To do -> Look through the material below. Copy every line with the string "Ctrl" in it.

Dataset records ->
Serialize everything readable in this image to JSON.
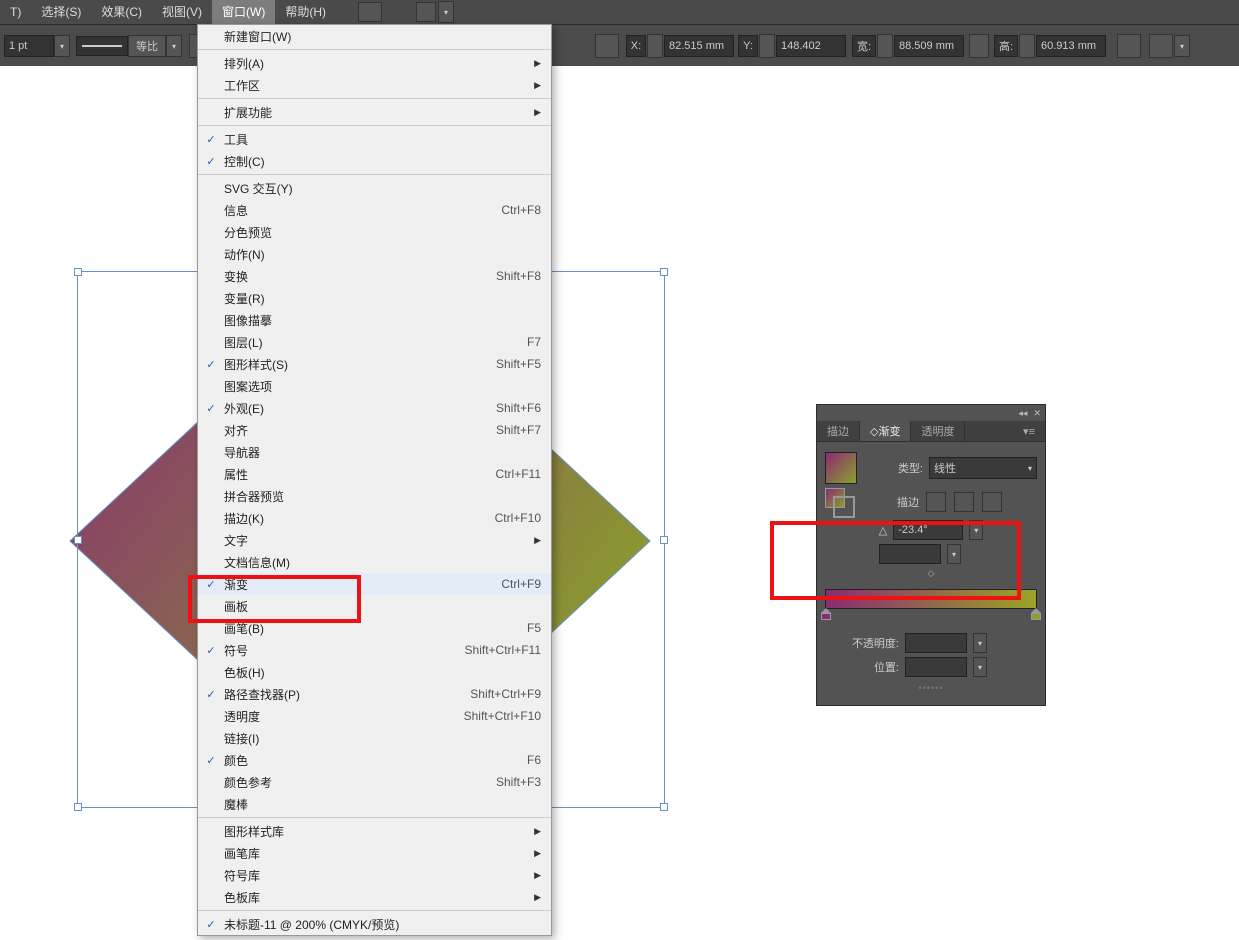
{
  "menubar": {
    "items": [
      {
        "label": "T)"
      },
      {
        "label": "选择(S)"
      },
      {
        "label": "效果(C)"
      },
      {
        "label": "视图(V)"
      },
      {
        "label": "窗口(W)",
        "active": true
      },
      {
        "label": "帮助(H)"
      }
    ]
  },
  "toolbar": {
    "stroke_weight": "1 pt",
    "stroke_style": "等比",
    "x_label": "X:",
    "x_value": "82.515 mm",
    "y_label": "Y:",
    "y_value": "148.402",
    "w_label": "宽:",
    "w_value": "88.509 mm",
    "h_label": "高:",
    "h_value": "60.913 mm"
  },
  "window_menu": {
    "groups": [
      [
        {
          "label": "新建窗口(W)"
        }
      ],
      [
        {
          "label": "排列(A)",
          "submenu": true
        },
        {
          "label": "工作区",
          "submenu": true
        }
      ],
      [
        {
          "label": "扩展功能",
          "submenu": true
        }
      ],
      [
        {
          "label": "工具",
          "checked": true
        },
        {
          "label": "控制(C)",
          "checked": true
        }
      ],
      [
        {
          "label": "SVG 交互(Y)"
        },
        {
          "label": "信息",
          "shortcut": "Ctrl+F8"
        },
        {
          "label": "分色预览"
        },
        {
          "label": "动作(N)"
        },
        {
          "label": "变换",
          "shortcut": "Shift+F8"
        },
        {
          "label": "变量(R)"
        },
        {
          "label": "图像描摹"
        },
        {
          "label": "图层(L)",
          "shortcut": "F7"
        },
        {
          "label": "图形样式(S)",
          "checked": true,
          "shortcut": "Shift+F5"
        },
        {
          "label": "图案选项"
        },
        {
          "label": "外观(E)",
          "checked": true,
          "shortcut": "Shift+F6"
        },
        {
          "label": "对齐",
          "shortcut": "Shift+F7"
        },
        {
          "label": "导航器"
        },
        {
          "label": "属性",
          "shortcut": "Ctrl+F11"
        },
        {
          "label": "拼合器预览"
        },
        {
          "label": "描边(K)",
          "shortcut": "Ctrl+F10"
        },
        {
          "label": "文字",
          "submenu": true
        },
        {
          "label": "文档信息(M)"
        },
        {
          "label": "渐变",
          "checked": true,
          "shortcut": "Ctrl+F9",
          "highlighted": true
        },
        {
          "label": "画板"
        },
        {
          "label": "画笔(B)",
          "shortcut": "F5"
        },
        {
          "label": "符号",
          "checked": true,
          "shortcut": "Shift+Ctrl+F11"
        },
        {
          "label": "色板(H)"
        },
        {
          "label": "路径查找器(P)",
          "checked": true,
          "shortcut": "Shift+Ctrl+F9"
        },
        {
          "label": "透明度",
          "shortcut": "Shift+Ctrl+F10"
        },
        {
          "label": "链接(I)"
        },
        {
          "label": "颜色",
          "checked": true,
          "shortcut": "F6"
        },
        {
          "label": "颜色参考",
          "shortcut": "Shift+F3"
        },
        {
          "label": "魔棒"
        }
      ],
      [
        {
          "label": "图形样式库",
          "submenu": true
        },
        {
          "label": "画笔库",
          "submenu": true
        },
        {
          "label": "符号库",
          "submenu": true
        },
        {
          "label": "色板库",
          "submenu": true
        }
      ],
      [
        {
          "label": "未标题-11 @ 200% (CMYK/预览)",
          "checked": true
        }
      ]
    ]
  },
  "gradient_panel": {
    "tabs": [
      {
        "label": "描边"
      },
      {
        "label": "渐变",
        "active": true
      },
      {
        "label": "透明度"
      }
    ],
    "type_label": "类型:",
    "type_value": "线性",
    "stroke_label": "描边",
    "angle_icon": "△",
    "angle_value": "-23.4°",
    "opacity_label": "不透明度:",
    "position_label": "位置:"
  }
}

Expected answer ->
          "shortcut": "Ctrl+F8"
          "shortcut": "Ctrl+F11"
          "shortcut": "Ctrl+F10"
          "shortcut": "Ctrl+F9",
          "shortcut": "Shift+Ctrl+F11"
          "shortcut": "Shift+Ctrl+F9"
          "shortcut": "Shift+Ctrl+F10"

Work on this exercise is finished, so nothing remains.